REQUIREMENT =
Each record must be retyped in full. No character may differ.

RECORDS SHOWN =
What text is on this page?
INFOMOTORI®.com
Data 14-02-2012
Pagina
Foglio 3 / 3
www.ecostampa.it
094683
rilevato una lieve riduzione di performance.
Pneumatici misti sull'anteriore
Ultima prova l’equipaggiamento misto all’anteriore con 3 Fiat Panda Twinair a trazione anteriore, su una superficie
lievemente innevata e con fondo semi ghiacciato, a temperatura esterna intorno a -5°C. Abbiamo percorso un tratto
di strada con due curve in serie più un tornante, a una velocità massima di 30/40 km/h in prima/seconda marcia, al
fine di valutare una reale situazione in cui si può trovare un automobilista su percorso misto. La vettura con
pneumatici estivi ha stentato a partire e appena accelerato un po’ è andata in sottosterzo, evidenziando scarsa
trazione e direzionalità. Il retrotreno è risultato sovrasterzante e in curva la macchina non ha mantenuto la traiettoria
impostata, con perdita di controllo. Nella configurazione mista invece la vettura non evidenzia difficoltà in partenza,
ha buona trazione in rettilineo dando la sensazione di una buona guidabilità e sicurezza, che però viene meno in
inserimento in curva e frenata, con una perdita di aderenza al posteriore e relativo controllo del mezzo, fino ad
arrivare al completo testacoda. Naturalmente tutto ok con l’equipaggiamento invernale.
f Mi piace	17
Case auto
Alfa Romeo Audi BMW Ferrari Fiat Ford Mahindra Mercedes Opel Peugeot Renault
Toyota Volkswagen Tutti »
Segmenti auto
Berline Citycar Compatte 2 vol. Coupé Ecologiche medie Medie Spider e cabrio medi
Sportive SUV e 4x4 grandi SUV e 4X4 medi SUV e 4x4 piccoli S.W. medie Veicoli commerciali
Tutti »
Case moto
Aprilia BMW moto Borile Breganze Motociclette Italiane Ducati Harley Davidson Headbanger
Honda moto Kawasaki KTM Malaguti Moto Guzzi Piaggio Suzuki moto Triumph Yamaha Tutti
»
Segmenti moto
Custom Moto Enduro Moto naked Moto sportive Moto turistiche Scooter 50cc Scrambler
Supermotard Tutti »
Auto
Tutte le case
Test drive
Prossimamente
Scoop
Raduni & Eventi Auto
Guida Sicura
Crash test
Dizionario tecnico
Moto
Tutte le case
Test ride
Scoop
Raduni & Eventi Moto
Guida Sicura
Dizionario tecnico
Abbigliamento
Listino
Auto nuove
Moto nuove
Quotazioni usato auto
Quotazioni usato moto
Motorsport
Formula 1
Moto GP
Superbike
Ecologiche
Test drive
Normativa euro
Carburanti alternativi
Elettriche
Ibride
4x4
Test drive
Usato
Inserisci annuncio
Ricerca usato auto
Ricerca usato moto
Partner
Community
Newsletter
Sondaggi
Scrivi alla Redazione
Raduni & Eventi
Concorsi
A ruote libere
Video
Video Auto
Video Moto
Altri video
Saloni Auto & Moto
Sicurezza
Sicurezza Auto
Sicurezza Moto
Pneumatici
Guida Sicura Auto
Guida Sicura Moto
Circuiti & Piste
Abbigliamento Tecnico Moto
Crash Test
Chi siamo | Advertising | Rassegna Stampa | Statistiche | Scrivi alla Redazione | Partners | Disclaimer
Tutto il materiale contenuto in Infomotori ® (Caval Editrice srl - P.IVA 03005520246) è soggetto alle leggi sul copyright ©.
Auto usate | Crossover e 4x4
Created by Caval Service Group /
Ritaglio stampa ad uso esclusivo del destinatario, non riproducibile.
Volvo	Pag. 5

PROBLEM SOLUTION =
What text is on this page?
INFOMOTORI®.com
Data 14-02-2012
Pagina
Foglio 3 / 3
www.ecostampa.it
094683
rilevato una lieve riduzione di performance.
Pneumatici misti sull'anteriore
Ultima prova l’equipaggiamento misto all’anteriore con 3 Fiat Panda Twinair a trazione anteriore, su una superficie
lievemente innevata e con fondo semi ghiacciato, a temperatura esterna intorno a -5°C. Abbiamo percorso un tratto
di strada con due curve in serie più un tornante, a una velocità massima di 30/40 km/h in prima/seconda marcia, al
fine di valutare una reale situazione in cui si può trovare un automobilista su percorso misto. La vettura con
pneumatici estivi ha stentato a partire e appena accelerato un po’ è andata in sottosterzo, evidenziando scarsa
trazione e direzionalità. Il retrotreno è risultato sovrasterzante e in curva la macchina non ha mantenuto la traiettoria
impostata, con perdita di controllo. Nella configurazione mista invece la vettura non evidenzia difficoltà in partenza,
ha buona trazione in rettilineo dando la sensazione di una buona guidabilità e sicurezza, che però viene meno in
inserimento in curva e frenata, con una perdita di aderenza al posteriore e relativo controllo del mezzo, fino ad
arrivare al completo testacoda. Naturalmente tutto ok con l’equipaggiamento invernale.
f Mi piace	17
Case auto
Alfa Romeo Audi BMW Ferrari Fiat Ford Mahindra Mercedes Opel Peugeot Renault
Toyota Volkswagen Tutti »
Segmenti auto
Berline Citycar Compatte 2 vol. Coupé Ecologiche medie Medie Spider e cabrio medi
Sportive SUV e 4x4 grandi SUV e 4X4 medi SUV e 4x4 piccoli S.W. medie Veicoli commerciali
Tutti »
Case moto
Aprilia BMW moto Borile Breganze Motociclette Italiane Ducati Harley Davidson Headbanger
Honda moto Kawasaki KTM Malaguti Moto Guzzi Piaggio Suzuki moto Triumph Yamaha Tutti
»
Segmenti moto
Custom Moto Enduro Moto naked Moto sportive Moto turistiche Scooter 50cc Scrambler
Supermotard Tutti »
Auto
Tutte le case
Test drive
Prossimamente
Scoop
Raduni & Eventi Auto
Guida Sicura
Crash test
Dizionario tecnico
Moto
Tutte le case
Test ride
Scoop
Raduni & Eventi Moto
Guida Sicura
Dizionario tecnico
Abbigliamento
Listino
Auto nuove
Moto nuove
Quotazioni usato auto
Quotazioni usato moto
Motorsport
Formula 1
Moto GP
Superbike
Ecologiche
Test drive
Normativa euro
Carburanti alternativi
Elettriche
Ibride
4x4
Test drive
Usato
Inserisci annuncio
Ricerca usato auto
Ricerca usato moto
Partner
Community
Newsletter
Sondaggi
Scrivi alla Redazione
Raduni & Eventi
Concorsi
A ruote libere
Video
Video Auto
Video Moto
Altri video
Saloni Auto & Moto
Sicurezza
Sicurezza Auto
Sicurezza Moto
Pneumatici
Guida Sicura Auto
Guida Sicura Moto
Circuiti & Piste
Abbigliamento Tecnico Moto
Crash Test
Chi siamo | Advertising | Rassegna Stampa | Statistiche | Scrivi alla Redazione | Partners | Disclaimer
Tutto il materiale contenuto in Infomotori ® (Caval Editrice srl - P.IVA 03005520246) è soggetto alle leggi sul copyright ©.
Auto usate | Crossover e 4x4
Created by Caval Service Group /
Ritaglio stampa ad uso esclusivo del destinatario, non riproducibile.
Volvo	Pag. 5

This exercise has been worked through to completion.